[Stored items]
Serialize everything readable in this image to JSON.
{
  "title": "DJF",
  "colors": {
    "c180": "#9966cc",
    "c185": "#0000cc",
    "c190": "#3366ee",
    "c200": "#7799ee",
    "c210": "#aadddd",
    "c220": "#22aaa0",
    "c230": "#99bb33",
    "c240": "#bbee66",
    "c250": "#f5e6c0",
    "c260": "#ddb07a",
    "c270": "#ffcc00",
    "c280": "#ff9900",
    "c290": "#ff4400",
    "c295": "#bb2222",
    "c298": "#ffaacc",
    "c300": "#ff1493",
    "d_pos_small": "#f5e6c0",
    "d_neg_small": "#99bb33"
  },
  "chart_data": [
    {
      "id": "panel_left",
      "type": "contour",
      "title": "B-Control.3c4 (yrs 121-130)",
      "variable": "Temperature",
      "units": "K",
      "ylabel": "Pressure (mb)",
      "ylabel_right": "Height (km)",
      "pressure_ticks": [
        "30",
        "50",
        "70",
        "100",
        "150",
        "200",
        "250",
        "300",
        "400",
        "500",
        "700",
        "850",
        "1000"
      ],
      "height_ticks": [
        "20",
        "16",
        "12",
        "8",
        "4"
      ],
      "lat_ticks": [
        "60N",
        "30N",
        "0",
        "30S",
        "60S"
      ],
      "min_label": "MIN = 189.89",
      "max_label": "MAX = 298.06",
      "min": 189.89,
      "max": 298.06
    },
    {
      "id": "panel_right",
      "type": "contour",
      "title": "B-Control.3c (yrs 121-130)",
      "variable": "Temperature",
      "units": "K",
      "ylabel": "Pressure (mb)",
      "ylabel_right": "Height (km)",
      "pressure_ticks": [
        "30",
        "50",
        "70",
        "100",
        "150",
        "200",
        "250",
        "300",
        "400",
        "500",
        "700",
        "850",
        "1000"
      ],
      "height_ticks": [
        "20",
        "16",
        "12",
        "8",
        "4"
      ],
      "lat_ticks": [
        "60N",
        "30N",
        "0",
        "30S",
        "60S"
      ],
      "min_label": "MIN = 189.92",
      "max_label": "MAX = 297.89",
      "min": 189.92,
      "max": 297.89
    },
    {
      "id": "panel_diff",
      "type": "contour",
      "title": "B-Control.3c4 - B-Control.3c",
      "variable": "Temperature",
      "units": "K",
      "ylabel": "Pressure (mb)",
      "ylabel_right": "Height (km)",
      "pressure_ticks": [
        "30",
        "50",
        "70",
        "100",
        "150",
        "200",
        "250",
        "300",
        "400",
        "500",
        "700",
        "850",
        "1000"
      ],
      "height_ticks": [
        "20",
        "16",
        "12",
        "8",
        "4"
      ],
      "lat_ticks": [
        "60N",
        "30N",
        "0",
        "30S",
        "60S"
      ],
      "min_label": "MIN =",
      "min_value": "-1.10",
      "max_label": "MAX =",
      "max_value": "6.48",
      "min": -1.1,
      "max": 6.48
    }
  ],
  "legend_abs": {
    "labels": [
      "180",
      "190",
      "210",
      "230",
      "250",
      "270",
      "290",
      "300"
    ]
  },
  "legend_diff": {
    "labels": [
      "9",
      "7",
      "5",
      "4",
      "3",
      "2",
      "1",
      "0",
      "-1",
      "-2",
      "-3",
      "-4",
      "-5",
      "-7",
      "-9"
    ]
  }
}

▶ **EXERCISE PROMPT**: Restate every entry word for word.

▶ **RESULT FOR THIS TASK**:
Serialize everything readable in this image to JSON.
{
  "title": "DJF",
  "colors": {
    "c180": "#9966cc",
    "c185": "#0000cc",
    "c190": "#3366ee",
    "c200": "#7799ee",
    "c210": "#aadddd",
    "c220": "#22aaa0",
    "c230": "#99bb33",
    "c240": "#bbee66",
    "c250": "#f5e6c0",
    "c260": "#ddb07a",
    "c270": "#ffcc00",
    "c280": "#ff9900",
    "c290": "#ff4400",
    "c295": "#bb2222",
    "c298": "#ffaacc",
    "c300": "#ff1493",
    "d_pos_small": "#f5e6c0",
    "d_neg_small": "#99bb33"
  },
  "chart_data": [
    {
      "id": "panel_left",
      "type": "contour",
      "title": "B-Control.3c4 (yrs 121-130)",
      "variable": "Temperature",
      "units": "K",
      "ylabel": "Pressure (mb)",
      "ylabel_right": "Height (km)",
      "pressure_ticks": [
        "30",
        "50",
        "70",
        "100",
        "150",
        "200",
        "250",
        "300",
        "400",
        "500",
        "700",
        "850",
        "1000"
      ],
      "height_ticks": [
        "20",
        "16",
        "12",
        "8",
        "4"
      ],
      "lat_ticks": [
        "60N",
        "30N",
        "0",
        "30S",
        "60S"
      ],
      "min_label": "MIN = 189.89",
      "max_label": "MAX = 298.06",
      "min": 189.89,
      "max": 298.06
    },
    {
      "id": "panel_right",
      "type": "contour",
      "title": "B-Control.3c (yrs 121-130)",
      "variable": "Temperature",
      "units": "K",
      "ylabel": "Pressure (mb)",
      "ylabel_right": "Height (km)",
      "pressure_ticks": [
        "30",
        "50",
        "70",
        "100",
        "150",
        "200",
        "250",
        "300",
        "400",
        "500",
        "700",
        "850",
        "1000"
      ],
      "height_ticks": [
        "20",
        "16",
        "12",
        "8",
        "4"
      ],
      "lat_ticks": [
        "60N",
        "30N",
        "0",
        "30S",
        "60S"
      ],
      "min_label": "MIN = 189.92",
      "max_label": "MAX = 297.89",
      "min": 189.92,
      "max": 297.89
    },
    {
      "id": "panel_diff",
      "type": "contour",
      "title": "B-Control.3c4 - B-Control.3c",
      "variable": "Temperature",
      "units": "K",
      "ylabel": "Pressure (mb)",
      "ylabel_right": "Height (km)",
      "pressure_ticks": [
        "30",
        "50",
        "70",
        "100",
        "150",
        "200",
        "250",
        "300",
        "400",
        "500",
        "700",
        "850",
        "1000"
      ],
      "height_ticks": [
        "20",
        "16",
        "12",
        "8",
        "4"
      ],
      "lat_ticks": [
        "60N",
        "30N",
        "0",
        "30S",
        "60S"
      ],
      "min_label": "MIN =",
      "min_value": "-1.10",
      "max_label": "MAX =",
      "max_value": "6.48",
      "min": -1.1,
      "max": 6.48
    }
  ],
  "legend_abs": {
    "labels": [
      "180",
      "190",
      "210",
      "230",
      "250",
      "270",
      "290",
      "300"
    ]
  },
  "legend_diff": {
    "labels": [
      "9",
      "7",
      "5",
      "4",
      "3",
      "2",
      "1",
      "0",
      "-1",
      "-2",
      "-3",
      "-4",
      "-5",
      "-7",
      "-9"
    ]
  }
}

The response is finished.